• **Exercise brief**
Scan the entries below. List each line with "theories".

• **Listed records**
+++

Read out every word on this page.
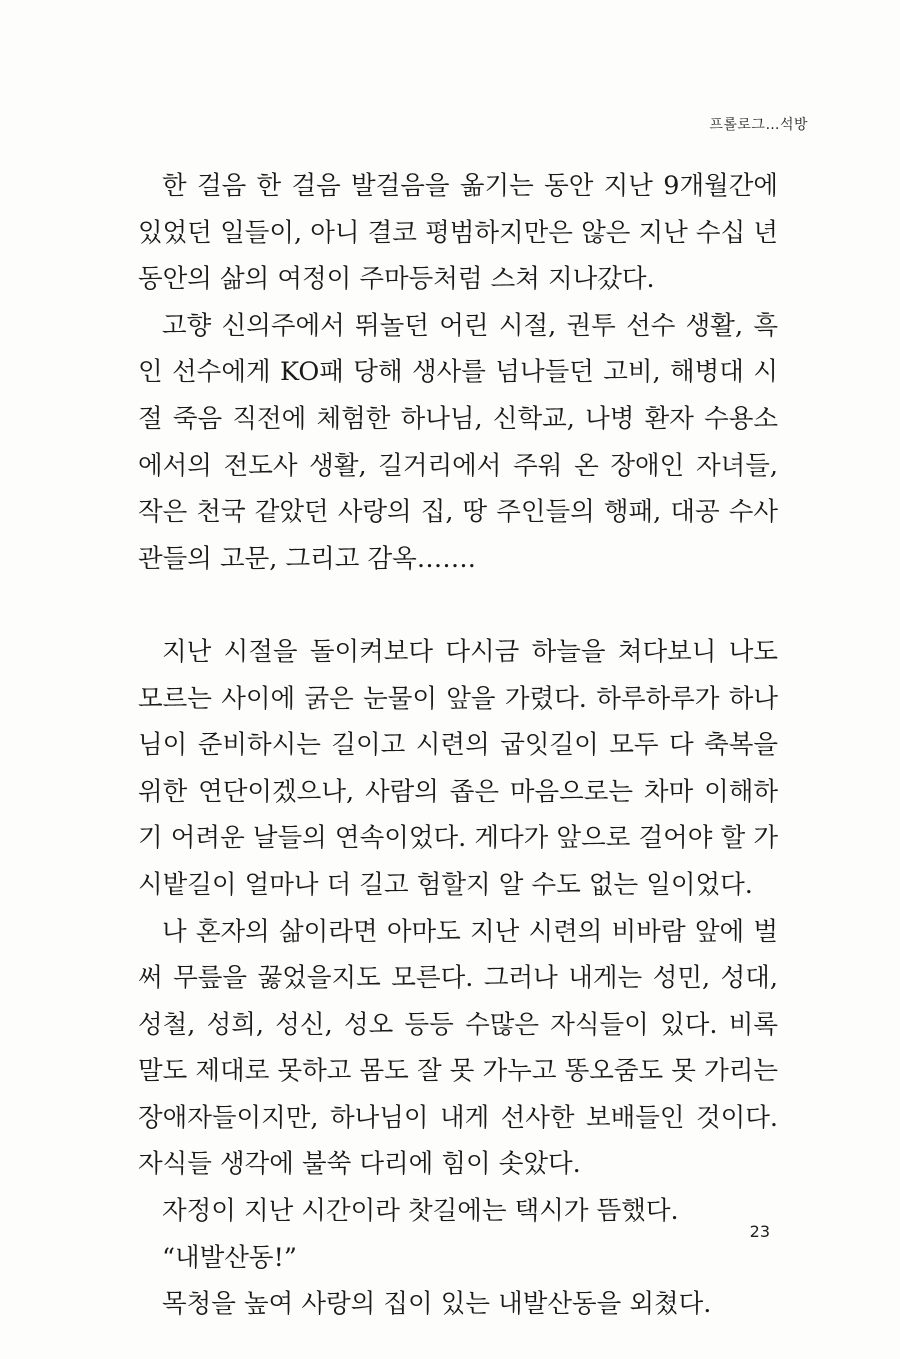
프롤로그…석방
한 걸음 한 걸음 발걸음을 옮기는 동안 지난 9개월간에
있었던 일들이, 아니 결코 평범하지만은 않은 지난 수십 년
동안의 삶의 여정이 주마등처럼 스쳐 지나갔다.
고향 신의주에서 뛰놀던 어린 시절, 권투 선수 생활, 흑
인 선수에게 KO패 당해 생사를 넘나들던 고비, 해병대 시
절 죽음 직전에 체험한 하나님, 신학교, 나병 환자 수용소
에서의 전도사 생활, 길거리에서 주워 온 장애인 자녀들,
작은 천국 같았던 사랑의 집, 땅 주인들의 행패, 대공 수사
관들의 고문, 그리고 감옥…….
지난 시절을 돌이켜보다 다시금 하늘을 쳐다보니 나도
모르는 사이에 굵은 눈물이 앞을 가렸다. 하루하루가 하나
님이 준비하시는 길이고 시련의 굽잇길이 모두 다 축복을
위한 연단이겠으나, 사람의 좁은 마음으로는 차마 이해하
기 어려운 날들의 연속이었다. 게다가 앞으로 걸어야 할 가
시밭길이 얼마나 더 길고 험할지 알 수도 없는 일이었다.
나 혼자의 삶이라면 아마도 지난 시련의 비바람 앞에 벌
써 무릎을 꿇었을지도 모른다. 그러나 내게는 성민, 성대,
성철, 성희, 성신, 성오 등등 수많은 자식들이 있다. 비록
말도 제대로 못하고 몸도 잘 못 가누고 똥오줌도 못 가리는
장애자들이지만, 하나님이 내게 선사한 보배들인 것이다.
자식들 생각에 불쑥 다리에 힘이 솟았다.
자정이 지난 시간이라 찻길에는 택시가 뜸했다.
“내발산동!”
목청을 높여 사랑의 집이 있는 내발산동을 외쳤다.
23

+++

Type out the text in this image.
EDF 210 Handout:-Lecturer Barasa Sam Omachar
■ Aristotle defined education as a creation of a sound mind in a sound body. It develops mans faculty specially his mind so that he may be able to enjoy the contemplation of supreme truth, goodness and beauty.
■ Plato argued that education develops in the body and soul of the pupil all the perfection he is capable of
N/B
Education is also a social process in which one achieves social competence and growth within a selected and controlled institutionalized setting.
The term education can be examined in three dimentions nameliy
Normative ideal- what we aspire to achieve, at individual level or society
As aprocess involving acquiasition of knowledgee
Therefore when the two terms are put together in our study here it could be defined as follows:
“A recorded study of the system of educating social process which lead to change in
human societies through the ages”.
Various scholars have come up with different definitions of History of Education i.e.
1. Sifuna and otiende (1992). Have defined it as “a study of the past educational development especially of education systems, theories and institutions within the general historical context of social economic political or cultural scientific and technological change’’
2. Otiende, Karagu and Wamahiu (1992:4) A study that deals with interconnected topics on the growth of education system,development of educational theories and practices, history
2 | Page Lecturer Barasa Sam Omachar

+++

• **Response to this task**
1. Sifuna and otiende (1992). Have defined it as “a study of the past educational development especially of education systems, theories and institutions within the general historical context of social economic political or cultural scientific and technological change’’
2. Otiende, Karagu and Wamahiu (1992:4) A study that deals with interconnected topics on the growth of education system,development of educational theories and practices, history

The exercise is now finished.